What needs to be done —
Print the complete set of entries exactly.

Data shown —
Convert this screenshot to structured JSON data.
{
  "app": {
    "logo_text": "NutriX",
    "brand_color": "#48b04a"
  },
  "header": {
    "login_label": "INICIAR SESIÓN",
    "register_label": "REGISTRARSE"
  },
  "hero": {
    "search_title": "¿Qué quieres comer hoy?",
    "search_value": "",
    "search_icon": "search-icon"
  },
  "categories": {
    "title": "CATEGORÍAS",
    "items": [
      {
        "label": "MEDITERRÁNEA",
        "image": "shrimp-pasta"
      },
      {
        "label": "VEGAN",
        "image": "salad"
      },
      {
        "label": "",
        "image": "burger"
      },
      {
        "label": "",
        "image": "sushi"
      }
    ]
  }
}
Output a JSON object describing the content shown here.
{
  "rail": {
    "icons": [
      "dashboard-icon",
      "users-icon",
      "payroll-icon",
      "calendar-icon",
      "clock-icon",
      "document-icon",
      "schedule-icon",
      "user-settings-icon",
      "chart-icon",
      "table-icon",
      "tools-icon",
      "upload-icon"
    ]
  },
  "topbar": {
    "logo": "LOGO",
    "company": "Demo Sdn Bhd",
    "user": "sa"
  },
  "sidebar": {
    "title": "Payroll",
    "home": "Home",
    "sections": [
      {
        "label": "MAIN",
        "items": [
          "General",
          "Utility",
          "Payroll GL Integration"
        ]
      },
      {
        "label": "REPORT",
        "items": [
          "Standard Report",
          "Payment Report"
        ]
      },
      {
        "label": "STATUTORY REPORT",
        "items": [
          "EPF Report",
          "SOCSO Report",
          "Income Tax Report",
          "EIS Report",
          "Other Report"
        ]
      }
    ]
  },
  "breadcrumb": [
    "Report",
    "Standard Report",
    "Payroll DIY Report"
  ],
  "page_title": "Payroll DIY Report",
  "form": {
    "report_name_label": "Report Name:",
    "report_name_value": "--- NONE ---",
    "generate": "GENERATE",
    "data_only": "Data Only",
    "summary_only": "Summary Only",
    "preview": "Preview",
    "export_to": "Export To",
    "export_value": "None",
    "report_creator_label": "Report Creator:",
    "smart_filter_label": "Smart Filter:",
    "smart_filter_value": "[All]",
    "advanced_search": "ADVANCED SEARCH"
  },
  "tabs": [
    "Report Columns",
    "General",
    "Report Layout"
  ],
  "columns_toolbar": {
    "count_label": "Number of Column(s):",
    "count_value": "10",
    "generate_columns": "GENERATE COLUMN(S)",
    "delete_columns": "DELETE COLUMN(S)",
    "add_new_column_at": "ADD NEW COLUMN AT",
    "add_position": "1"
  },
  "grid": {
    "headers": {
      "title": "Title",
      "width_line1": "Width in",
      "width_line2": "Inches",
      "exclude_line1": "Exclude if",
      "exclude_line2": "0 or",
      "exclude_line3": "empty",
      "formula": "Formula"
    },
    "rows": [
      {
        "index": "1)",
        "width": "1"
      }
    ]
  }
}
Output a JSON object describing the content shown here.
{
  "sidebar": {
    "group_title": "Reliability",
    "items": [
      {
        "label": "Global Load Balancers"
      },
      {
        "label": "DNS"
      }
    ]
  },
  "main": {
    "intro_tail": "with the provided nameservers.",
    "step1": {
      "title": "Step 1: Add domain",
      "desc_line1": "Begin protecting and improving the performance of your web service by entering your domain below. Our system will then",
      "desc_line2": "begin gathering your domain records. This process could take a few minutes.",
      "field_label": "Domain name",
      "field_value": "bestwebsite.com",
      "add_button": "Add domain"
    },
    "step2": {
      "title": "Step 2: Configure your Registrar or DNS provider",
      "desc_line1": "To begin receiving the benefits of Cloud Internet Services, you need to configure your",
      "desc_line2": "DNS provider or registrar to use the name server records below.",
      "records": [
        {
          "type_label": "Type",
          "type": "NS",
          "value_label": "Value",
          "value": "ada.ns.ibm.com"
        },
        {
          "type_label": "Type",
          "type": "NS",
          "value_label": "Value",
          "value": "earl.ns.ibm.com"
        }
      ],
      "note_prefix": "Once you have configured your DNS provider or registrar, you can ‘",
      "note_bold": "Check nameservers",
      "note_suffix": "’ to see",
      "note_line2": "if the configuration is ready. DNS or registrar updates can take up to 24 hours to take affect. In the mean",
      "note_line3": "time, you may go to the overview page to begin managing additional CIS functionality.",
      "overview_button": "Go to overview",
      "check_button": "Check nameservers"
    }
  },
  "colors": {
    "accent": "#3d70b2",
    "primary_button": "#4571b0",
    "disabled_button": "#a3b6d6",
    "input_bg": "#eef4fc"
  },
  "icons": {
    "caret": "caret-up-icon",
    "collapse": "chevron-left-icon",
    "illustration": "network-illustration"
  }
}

Final answer —
Convert this screenshot to structured JSON data.
{
  "app": {
    "logo_text": "NutriX",
    "brand_color": "#48b04a"
  },
  "header": {
    "login_label": "INICIAR SESIÓN",
    "register_label": "REGISTRARSE"
  },
  "hero": {
    "search_title": "¿Qué quieres comer hoy?",
    "search_value": "",
    "search_icon": "search-icon"
  },
  "categories": {
    "title": "CATEGORÍAS",
    "items": [
      {
        "label": "MEDITERRÁNEA",
        "image": "shrimp-pasta"
      },
      {
        "label": "VEGAN",
        "image": "salad"
      },
      {
        "label": "",
        "image": "burger"
      },
      {
        "label": "",
        "image": "sushi"
      }
    ]
  }
}
Output a JSON object describing the content shown here.
{
  "rail": {
    "icons": [
      "dashboard-icon",
      "users-icon",
      "payroll-icon",
      "calendar-icon",
      "clock-icon",
      "document-icon",
      "schedule-icon",
      "user-settings-icon",
      "chart-icon",
      "table-icon",
      "tools-icon",
      "upload-icon"
    ]
  },
  "topbar": {
    "logo": "LOGO",
    "company": "Demo Sdn Bhd",
    "user": "sa"
  },
  "sidebar": {
    "title": "Payroll",
    "home": "Home",
    "sections": [
      {
        "label": "MAIN",
        "items": [
          "General",
          "Utility",
          "Payroll GL Integration"
        ]
      },
      {
        "label": "REPORT",
        "items": [
          "Standard Report",
          "Payment Report"
        ]
      },
      {
        "label": "STATUTORY REPORT",
        "items": [
          "EPF Report",
          "SOCSO Report",
          "Income Tax Report",
          "EIS Report",
          "Other Report"
        ]
      }
    ]
  },
  "breadcrumb": [
    "Report",
    "Standard Report",
    "Payroll DIY Report"
  ],
  "page_title": "Payroll DIY Report",
  "form": {
    "report_name_label": "Report Name:",
    "report_name_value": "--- NONE ---",
    "generate": "GENERATE",
    "data_only": "Data Only",
    "summary_only": "Summary Only",
    "preview": "Preview",
    "export_to": "Export To",
    "export_value": "None",
    "report_creator_label": "Report Creator:",
    "smart_filter_label": "Smart Filter:",
    "smart_filter_value": "[All]",
    "advanced_search": "ADVANCED SEARCH"
  },
  "tabs": [
    "Report Columns",
    "General",
    "Report Layout"
  ],
  "columns_toolbar": {
    "count_label": "Number of Column(s):",
    "count_value": "10",
    "generate_columns": "GENERATE COLUMN(S)",
    "delete_columns": "DELETE COLUMN(S)",
    "add_new_column_at": "ADD NEW COLUMN AT",
    "add_position": "1"
  },
  "grid": {
    "headers": {
      "title": "Title",
      "width_line1": "Width in",
      "width_line2": "Inches",
      "exclude_line1": "Exclude if",
      "exclude_line2": "0 or",
      "exclude_line3": "empty",
      "formula": "Formula"
    },
    "rows": [
      {
        "index": "1)",
        "width": "1"
      }
    ]
  }
}
Output a JSON object describing the content shown here.
{
  "sidebar": {
    "group_title": "Reliability",
    "items": [
      {
        "label": "Global Load Balancers"
      },
      {
        "label": "DNS"
      }
    ]
  },
  "main": {
    "intro_tail": "with the provided nameservers.",
    "step1": {
      "title": "Step 1: Add domain",
      "desc_line1": "Begin protecting and improving the performance of your web service by entering your domain below. Our system will then",
      "desc_line2": "begin gathering your domain records. This process could take a few minutes.",
      "field_label": "Domain name",
      "field_value": "bestwebsite.com",
      "add_button": "Add domain"
    },
    "step2": {
      "title": "Step 2: Configure your Registrar or DNS provider",
      "desc_line1": "To begin receiving the benefits of Cloud Internet Services, you need to configure your",
      "desc_line2": "DNS provider or registrar to use the name server records below.",
      "records": [
        {
          "type_label": "Type",
          "type": "NS",
          "value_label": "Value",
          "value": "ada.ns.ibm.com"
        },
        {
          "type_label": "Type",
          "type": "NS",
          "value_label": "Value",
          "value": "earl.ns.ibm.com"
        }
      ],
      "note_prefix": "Once you have configured your DNS provider or registrar, you can ‘",
      "note_bold": "Check nameservers",
      "note_suffix": "’ to see",
      "note_line2": "if the configuration is ready. DNS or registrar updates can take up to 24 hours to take affect. In the mean",
      "note_line3": "time, you may go to the overview page to begin managing additional CIS functionality.",
      "overview_button": "Go to overview",
      "check_button": "Check nameservers"
    }
  },
  "colors": {
    "accent": "#3d70b2",
    "primary_button": "#4571b0",
    "disabled_button": "#a3b6d6",
    "input_bg": "#eef4fc"
  },
  "icons": {
    "caret": "caret-up-icon",
    "collapse": "chevron-left-icon",
    "illustration": "network-illustration"
  }
}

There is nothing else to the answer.